## Your task
Read the lines that follow and tally those with the word "vektorům"; give the number and nothing else.

## Record excerpts
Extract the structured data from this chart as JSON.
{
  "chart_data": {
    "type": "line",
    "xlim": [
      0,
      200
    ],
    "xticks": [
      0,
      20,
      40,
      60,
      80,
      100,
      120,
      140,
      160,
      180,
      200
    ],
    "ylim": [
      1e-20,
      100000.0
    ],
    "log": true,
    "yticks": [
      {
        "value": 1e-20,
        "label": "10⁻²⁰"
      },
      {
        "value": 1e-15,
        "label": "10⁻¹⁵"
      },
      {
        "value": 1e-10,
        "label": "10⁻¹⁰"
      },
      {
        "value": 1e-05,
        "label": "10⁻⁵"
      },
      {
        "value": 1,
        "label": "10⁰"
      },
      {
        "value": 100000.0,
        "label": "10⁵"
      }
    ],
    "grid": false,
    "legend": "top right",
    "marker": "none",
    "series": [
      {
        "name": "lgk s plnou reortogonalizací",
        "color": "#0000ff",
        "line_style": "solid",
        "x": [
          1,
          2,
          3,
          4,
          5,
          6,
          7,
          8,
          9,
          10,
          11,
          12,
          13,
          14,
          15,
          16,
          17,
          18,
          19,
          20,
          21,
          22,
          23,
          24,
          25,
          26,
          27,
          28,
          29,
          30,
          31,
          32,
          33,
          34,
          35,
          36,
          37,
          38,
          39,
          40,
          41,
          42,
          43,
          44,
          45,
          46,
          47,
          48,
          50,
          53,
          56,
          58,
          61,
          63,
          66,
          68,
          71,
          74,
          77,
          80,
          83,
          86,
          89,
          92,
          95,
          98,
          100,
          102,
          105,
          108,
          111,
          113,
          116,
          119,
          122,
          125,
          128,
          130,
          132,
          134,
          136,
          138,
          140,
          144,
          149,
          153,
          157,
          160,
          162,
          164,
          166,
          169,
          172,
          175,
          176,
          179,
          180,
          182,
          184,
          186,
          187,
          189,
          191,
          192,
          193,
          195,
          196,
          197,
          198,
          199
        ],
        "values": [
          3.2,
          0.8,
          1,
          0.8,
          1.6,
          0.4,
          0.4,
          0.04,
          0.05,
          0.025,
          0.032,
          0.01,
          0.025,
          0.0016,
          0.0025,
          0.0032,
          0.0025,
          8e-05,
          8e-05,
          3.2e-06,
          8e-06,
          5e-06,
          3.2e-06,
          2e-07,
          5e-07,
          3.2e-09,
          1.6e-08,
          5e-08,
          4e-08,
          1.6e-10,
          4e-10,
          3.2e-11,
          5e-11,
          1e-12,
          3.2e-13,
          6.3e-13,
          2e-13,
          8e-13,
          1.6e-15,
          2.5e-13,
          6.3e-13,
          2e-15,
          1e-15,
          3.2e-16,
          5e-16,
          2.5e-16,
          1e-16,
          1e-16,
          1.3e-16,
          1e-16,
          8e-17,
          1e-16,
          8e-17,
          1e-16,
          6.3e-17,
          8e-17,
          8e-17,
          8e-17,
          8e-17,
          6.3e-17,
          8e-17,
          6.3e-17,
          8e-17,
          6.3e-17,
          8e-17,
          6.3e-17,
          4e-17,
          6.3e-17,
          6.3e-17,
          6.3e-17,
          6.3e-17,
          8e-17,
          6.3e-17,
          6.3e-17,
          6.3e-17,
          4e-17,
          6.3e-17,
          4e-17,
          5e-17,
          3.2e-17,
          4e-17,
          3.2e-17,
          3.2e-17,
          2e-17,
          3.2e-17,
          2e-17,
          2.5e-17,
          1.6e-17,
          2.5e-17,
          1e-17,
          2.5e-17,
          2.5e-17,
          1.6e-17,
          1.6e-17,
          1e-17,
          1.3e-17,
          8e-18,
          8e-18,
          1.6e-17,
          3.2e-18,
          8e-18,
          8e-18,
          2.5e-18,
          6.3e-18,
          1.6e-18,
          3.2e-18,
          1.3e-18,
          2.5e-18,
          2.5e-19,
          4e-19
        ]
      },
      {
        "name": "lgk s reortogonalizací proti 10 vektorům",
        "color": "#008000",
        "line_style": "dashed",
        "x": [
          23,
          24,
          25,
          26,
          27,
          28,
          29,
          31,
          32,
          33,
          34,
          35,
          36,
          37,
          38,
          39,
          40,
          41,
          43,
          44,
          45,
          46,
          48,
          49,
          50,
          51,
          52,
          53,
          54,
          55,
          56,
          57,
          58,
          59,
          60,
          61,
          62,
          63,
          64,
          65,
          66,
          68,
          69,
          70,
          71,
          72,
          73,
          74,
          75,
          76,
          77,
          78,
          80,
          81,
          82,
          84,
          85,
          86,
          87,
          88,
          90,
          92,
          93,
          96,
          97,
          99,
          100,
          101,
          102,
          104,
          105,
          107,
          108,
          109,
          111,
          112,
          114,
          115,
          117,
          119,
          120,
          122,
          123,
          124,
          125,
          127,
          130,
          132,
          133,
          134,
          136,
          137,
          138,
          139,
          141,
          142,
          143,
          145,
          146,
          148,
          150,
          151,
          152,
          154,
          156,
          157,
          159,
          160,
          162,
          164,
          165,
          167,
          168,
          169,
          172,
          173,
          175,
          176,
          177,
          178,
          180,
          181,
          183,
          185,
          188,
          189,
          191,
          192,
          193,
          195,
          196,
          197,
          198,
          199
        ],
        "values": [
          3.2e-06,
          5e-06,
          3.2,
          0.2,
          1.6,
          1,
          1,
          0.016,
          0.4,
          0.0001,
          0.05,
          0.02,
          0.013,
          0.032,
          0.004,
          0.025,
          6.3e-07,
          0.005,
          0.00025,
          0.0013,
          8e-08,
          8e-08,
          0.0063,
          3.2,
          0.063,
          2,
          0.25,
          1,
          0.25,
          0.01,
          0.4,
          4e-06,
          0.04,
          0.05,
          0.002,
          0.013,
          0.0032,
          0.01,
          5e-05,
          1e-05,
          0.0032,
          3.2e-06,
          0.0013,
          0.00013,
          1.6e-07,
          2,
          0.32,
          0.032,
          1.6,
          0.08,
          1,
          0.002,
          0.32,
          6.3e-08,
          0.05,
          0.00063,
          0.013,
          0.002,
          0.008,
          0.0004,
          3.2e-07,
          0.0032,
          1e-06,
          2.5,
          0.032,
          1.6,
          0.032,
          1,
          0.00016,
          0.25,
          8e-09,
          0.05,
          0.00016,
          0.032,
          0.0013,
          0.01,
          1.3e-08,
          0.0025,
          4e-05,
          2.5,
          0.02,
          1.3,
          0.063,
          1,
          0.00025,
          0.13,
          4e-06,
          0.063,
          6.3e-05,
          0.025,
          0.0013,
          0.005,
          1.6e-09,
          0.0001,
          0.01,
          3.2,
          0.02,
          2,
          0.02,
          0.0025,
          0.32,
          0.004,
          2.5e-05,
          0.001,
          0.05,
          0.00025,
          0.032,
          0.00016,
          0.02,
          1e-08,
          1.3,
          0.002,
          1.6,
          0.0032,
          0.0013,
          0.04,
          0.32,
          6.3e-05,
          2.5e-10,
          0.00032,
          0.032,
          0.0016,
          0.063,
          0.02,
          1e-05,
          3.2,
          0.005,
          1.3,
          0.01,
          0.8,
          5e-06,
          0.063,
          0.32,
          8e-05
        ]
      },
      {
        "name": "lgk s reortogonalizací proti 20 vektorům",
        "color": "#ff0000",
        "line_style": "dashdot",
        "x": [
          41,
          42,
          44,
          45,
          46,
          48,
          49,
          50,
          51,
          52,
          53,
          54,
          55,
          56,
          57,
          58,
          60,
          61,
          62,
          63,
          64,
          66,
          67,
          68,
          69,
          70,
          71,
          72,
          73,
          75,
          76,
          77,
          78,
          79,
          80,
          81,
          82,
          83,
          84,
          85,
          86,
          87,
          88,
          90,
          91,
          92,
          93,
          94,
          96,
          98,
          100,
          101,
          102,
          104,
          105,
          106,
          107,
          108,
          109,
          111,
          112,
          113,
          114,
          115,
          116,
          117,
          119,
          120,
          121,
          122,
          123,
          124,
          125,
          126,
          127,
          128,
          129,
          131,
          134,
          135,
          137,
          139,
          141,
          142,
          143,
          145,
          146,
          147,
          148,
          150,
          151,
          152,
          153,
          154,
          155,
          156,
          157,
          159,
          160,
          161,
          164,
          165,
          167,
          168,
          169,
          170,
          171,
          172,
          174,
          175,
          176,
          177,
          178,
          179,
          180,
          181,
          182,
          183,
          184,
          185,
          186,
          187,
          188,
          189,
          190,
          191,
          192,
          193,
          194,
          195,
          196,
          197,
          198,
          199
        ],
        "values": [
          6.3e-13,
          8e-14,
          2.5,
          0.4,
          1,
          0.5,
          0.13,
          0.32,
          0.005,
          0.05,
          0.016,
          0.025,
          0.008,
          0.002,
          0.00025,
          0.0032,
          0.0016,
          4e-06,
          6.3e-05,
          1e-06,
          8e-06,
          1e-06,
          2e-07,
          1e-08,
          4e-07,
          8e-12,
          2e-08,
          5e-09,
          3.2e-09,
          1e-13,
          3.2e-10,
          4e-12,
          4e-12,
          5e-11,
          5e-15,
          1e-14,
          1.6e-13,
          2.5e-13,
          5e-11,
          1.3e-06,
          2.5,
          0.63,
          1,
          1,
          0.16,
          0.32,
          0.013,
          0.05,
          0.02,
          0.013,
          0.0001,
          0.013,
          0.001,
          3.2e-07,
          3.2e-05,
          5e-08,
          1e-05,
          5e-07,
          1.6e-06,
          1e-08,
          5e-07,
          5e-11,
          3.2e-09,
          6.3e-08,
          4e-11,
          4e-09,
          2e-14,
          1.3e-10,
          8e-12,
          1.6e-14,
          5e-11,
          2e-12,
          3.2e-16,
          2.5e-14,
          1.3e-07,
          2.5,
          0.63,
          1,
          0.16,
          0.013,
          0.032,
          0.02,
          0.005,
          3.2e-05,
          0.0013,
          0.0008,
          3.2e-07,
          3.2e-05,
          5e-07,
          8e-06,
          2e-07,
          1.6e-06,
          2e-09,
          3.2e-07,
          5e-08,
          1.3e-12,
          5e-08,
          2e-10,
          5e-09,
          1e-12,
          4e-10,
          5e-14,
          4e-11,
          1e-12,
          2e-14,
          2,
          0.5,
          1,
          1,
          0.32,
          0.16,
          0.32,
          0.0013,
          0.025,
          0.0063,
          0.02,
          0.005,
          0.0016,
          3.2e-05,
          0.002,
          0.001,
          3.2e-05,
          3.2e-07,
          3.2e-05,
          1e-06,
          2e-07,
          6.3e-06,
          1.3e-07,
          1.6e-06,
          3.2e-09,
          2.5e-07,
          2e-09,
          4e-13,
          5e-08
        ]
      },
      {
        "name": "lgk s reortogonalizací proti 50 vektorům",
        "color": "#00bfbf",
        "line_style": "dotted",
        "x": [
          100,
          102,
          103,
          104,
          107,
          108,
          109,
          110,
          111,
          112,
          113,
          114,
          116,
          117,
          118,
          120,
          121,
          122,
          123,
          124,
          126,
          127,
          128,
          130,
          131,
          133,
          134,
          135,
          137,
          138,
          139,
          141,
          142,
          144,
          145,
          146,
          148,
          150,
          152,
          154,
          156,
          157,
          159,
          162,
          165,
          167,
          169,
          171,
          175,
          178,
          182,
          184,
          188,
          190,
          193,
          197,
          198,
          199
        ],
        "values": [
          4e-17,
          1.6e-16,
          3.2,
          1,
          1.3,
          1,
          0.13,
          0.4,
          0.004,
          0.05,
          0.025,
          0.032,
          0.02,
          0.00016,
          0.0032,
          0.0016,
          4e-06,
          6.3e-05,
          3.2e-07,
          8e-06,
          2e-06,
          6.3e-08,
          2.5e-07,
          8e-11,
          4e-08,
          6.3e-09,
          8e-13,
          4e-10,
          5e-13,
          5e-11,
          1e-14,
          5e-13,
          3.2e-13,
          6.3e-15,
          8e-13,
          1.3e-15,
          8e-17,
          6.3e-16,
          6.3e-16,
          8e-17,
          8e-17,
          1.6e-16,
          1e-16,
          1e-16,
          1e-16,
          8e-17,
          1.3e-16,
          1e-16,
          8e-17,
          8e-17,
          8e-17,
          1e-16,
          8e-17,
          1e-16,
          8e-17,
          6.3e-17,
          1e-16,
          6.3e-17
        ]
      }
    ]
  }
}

## Answer
3